Entries —
* START *
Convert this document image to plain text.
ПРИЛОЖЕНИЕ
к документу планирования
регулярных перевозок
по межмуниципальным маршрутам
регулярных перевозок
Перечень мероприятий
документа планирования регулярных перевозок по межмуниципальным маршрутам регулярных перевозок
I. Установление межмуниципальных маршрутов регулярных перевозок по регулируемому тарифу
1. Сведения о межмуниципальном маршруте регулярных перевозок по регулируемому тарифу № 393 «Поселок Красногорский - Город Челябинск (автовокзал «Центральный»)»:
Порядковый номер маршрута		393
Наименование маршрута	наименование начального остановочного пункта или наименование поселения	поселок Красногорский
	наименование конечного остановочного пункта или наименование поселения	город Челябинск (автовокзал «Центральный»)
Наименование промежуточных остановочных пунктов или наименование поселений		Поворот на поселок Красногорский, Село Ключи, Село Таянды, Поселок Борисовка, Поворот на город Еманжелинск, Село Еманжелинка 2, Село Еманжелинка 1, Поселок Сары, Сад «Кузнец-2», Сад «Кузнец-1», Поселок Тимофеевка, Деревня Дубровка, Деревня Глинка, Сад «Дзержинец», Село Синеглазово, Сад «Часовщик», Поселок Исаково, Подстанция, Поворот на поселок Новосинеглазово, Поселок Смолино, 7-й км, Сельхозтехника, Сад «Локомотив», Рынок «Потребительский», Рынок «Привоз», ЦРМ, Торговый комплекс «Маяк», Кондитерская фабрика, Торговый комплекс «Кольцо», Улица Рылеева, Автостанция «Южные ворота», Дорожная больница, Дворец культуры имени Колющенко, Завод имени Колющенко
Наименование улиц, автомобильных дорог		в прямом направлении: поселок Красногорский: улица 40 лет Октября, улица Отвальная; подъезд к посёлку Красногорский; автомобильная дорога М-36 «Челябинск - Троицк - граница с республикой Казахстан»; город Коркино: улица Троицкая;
* END *
Stated problem —
Repeat the listing exactly, from its first line to its last.

Task result —
Convert this document image to plain text.
ПРИЛОЖЕНИЕ
к документу планирования
регулярных перевозок
по межмуниципальным маршрутам
регулярных перевозок
Перечень мероприятий
документа планирования регулярных перевозок по межмуниципальным маршрутам регулярных перевозок
I. Установление межмуниципальных маршрутов регулярных перевозок по регулируемому тарифу
1. Сведения о межмуниципальном маршруте регулярных перевозок по регулируемому тарифу № 393 «Поселок Красногорский - Город Челябинск (автовокзал «Центральный»)»:
Порядковый номер маршрута		393
Наименование маршрута	наименование начального остановочного пункта или наименование поселения	поселок Красногорский
	наименование конечного остановочного пункта или наименование поселения	город Челябинск (автовокзал «Центральный»)
Наименование промежуточных остановочных пунктов или наименование поселений		Поворот на поселок Красногорский, Село Ключи, Село Таянды, Поселок Борисовка, Поворот на город Еманжелинск, Село Еманжелинка 2, Село Еманжелинка 1, Поселок Сары, Сад «Кузнец-2», Сад «Кузнец-1», Поселок Тимофеевка, Деревня Дубровка, Деревня Глинка, Сад «Дзержинец», Село Синеглазово, Сад «Часовщик», Поселок Исаково, Подстанция, Поворот на поселок Новосинеглазово, Поселок Смолино, 7-й км, Сельхозтехника, Сад «Локомотив», Рынок «Потребительский», Рынок «Привоз», ЦРМ, Торговый комплекс «Маяк», Кондитерская фабрика, Торговый комплекс «Кольцо», Улица Рылеева, Автостанция «Южные ворота», Дорожная больница, Дворец культуры имени Колющенко, Завод имени Колющенко
Наименование улиц, автомобильных дорог		в прямом направлении: поселок Красногорский: улица 40 лет Октября, улица Отвальная; подъезд к посёлку Красногорский; автомобильная дорога М-36 «Челябинск - Троицк - граница с республикой Казахстан»; город Коркино: улица Троицкая;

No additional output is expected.